> [Set task]
What follows is a listing; give it again exactly, in its entirety.

[start of Extracted entries]

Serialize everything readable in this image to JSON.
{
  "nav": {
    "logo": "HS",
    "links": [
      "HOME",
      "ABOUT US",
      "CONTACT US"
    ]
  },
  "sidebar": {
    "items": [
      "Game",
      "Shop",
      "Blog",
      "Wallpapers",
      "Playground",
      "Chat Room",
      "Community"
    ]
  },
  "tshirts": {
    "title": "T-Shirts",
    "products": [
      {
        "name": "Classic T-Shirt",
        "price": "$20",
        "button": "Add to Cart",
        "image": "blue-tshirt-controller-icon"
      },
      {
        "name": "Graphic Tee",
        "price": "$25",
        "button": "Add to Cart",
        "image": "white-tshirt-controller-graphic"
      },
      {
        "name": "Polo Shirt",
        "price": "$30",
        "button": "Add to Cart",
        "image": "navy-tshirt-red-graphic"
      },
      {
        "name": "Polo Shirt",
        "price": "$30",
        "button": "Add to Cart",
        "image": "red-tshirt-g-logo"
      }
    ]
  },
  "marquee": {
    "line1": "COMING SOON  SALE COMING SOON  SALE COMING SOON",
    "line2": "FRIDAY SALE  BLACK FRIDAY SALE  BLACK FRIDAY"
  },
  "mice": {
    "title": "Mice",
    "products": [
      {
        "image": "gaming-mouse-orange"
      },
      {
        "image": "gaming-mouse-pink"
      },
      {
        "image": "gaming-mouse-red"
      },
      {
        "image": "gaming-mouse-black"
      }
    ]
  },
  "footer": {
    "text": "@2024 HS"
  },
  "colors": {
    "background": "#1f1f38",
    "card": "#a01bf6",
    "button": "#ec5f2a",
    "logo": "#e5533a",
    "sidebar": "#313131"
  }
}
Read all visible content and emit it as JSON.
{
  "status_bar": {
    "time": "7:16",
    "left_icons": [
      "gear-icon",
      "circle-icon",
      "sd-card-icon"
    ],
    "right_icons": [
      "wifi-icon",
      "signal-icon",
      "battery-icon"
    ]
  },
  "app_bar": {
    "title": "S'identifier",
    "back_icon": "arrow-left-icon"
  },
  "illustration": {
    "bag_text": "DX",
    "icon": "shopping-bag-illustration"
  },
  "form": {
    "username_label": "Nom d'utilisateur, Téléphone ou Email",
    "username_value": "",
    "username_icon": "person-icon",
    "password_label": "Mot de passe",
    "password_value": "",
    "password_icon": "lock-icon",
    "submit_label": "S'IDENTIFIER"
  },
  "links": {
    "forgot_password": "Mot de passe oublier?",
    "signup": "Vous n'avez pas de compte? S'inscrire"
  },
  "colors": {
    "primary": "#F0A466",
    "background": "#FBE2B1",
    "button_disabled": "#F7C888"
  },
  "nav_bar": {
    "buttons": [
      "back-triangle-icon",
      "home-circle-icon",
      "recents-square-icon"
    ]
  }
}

[end of Extracted entries]

> [Task response]
Serialize everything readable in this image to JSON.
{
  "nav": {
    "logo": "HS",
    "links": [
      "HOME",
      "ABOUT US",
      "CONTACT US"
    ]
  },
  "sidebar": {
    "items": [
      "Game",
      "Shop",
      "Blog",
      "Wallpapers",
      "Playground",
      "Chat Room",
      "Community"
    ]
  },
  "tshirts": {
    "title": "T-Shirts",
    "products": [
      {
        "name": "Classic T-Shirt",
        "price": "$20",
        "button": "Add to Cart",
        "image": "blue-tshirt-controller-icon"
      },
      {
        "name": "Graphic Tee",
        "price": "$25",
        "button": "Add to Cart",
        "image": "white-tshirt-controller-graphic"
      },
      {
        "name": "Polo Shirt",
        "price": "$30",
        "button": "Add to Cart",
        "image": "navy-tshirt-red-graphic"
      },
      {
        "name": "Polo Shirt",
        "price": "$30",
        "button": "Add to Cart",
        "image": "red-tshirt-g-logo"
      }
    ]
  },
  "marquee": {
    "line1": "COMING SOON  SALE COMING SOON  SALE COMING SOON",
    "line2": "FRIDAY SALE  BLACK FRIDAY SALE  BLACK FRIDAY"
  },
  "mice": {
    "title": "Mice",
    "products": [
      {
        "image": "gaming-mouse-orange"
      },
      {
        "image": "gaming-mouse-pink"
      },
      {
        "image": "gaming-mouse-red"
      },
      {
        "image": "gaming-mouse-black"
      }
    ]
  },
  "footer": {
    "text": "@2024 HS"
  },
  "colors": {
    "background": "#1f1f38",
    "card": "#a01bf6",
    "button": "#ec5f2a",
    "logo": "#e5533a",
    "sidebar": "#313131"
  }
}
Read all visible content and emit it as JSON.
{
  "status_bar": {
    "time": "7:16",
    "left_icons": [
      "gear-icon",
      "circle-icon",
      "sd-card-icon"
    ],
    "right_icons": [
      "wifi-icon",
      "signal-icon",
      "battery-icon"
    ]
  },
  "app_bar": {
    "title": "S'identifier",
    "back_icon": "arrow-left-icon"
  },
  "illustration": {
    "bag_text": "DX",
    "icon": "shopping-bag-illustration"
  },
  "form": {
    "username_label": "Nom d'utilisateur, Téléphone ou Email",
    "username_value": "",
    "username_icon": "person-icon",
    "password_label": "Mot de passe",
    "password_value": "",
    "password_icon": "lock-icon",
    "submit_label": "S'IDENTIFIER"
  },
  "links": {
    "forgot_password": "Mot de passe oublier?",
    "signup": "Vous n'avez pas de compte? S'inscrire"
  },
  "colors": {
    "primary": "#F0A466",
    "background": "#FBE2B1",
    "button_disabled": "#F7C888"
  },
  "nav_bar": {
    "buttons": [
      "back-triangle-icon",
      "home-circle-icon",
      "recents-square-icon"
    ]
  }
}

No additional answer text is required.